__To do__.
Search the data for the word "tysktalende". Reproduce every line where it is found.

__Stored data__.
┄┄┄┄┄┄┄┄┄┄

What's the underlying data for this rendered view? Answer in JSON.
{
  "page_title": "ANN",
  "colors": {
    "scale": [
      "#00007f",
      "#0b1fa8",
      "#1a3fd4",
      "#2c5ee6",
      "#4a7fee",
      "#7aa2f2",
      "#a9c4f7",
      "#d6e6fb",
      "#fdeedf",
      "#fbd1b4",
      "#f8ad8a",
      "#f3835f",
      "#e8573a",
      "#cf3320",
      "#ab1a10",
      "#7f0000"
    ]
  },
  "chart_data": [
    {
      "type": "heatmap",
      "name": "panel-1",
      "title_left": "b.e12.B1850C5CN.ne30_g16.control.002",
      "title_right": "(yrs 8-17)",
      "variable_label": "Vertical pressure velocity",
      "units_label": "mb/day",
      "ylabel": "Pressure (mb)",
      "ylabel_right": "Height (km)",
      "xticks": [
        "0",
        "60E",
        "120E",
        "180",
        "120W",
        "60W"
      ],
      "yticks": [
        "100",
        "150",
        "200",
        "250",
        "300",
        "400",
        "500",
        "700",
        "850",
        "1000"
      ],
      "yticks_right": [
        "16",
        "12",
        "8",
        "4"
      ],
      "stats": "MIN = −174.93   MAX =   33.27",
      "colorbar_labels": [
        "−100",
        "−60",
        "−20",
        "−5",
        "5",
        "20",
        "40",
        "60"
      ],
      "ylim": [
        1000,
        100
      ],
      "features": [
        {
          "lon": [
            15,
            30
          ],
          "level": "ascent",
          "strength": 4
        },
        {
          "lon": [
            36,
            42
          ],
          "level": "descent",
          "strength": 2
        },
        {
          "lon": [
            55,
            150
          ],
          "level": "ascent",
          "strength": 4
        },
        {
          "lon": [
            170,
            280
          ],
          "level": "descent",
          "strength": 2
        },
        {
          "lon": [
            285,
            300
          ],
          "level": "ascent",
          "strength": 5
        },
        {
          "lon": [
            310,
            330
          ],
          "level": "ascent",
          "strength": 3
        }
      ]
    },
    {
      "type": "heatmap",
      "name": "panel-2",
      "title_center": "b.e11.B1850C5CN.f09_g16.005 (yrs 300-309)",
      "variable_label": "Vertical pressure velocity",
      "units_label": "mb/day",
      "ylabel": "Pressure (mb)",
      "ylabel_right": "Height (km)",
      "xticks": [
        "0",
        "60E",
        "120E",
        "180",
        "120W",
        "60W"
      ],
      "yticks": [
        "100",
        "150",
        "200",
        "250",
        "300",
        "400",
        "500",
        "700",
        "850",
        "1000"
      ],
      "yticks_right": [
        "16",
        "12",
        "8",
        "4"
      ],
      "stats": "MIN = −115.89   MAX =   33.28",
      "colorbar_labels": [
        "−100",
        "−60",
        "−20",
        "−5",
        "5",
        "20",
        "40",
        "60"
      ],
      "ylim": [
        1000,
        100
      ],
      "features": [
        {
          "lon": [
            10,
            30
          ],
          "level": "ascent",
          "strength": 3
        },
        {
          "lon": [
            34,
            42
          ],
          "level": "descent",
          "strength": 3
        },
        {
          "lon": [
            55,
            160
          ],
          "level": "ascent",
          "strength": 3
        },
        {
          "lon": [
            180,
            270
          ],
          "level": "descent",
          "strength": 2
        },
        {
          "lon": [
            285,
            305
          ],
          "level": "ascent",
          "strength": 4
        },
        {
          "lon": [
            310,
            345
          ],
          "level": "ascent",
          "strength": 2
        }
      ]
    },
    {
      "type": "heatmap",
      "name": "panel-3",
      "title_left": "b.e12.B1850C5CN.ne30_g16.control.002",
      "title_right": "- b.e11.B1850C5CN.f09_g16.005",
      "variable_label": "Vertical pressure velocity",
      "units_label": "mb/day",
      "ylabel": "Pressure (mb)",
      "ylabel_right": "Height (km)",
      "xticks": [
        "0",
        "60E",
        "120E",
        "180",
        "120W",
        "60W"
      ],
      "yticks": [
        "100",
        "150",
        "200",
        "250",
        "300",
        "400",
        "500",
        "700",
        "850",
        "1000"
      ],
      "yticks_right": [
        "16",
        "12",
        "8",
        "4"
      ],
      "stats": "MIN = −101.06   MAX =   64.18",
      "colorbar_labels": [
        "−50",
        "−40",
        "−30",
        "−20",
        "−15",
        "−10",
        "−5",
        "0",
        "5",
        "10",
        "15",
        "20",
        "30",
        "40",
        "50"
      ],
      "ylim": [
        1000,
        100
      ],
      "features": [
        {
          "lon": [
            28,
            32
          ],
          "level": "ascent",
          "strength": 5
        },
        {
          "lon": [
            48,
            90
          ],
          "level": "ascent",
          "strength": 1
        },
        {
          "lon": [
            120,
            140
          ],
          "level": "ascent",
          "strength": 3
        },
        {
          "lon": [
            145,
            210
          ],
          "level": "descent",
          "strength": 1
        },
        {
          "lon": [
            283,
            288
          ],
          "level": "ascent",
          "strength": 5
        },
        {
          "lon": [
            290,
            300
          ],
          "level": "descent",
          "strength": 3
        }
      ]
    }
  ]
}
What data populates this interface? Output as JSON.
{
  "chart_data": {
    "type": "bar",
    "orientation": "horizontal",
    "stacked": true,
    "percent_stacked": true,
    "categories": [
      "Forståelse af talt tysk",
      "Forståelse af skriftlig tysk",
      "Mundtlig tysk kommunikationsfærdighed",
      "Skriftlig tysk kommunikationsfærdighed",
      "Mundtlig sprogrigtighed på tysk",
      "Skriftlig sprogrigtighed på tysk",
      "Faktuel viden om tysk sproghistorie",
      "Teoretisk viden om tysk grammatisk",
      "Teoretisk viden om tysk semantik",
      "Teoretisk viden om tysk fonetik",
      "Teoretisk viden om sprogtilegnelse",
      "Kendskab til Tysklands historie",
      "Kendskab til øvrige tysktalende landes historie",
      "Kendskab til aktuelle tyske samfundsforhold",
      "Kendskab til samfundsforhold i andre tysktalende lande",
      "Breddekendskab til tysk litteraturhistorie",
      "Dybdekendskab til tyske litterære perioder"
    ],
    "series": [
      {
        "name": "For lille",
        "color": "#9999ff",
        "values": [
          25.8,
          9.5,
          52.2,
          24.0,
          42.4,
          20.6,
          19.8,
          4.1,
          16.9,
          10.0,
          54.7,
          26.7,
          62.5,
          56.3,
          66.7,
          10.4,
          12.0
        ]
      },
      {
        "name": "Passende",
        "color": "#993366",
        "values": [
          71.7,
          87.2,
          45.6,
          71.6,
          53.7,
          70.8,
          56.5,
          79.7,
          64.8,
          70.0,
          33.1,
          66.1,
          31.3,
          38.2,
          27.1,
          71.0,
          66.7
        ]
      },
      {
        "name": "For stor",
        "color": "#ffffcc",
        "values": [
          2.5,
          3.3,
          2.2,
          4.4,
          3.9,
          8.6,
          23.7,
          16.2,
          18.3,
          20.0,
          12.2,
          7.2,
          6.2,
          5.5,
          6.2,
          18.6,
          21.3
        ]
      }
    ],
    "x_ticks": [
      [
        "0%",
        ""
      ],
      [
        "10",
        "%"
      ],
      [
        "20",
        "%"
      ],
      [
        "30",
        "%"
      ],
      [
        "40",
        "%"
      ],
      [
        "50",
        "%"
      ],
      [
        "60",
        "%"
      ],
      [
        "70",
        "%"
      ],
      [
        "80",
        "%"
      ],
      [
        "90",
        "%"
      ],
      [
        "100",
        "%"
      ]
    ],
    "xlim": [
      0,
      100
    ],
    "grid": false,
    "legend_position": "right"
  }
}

┄┄┄┄┄┄┄┄┄┄

__Response for this exercise__.
      "Kendskab til øvrige tysktalende landes historie",
      "Kendskab til samfundsforhold i andre tysktalende lande",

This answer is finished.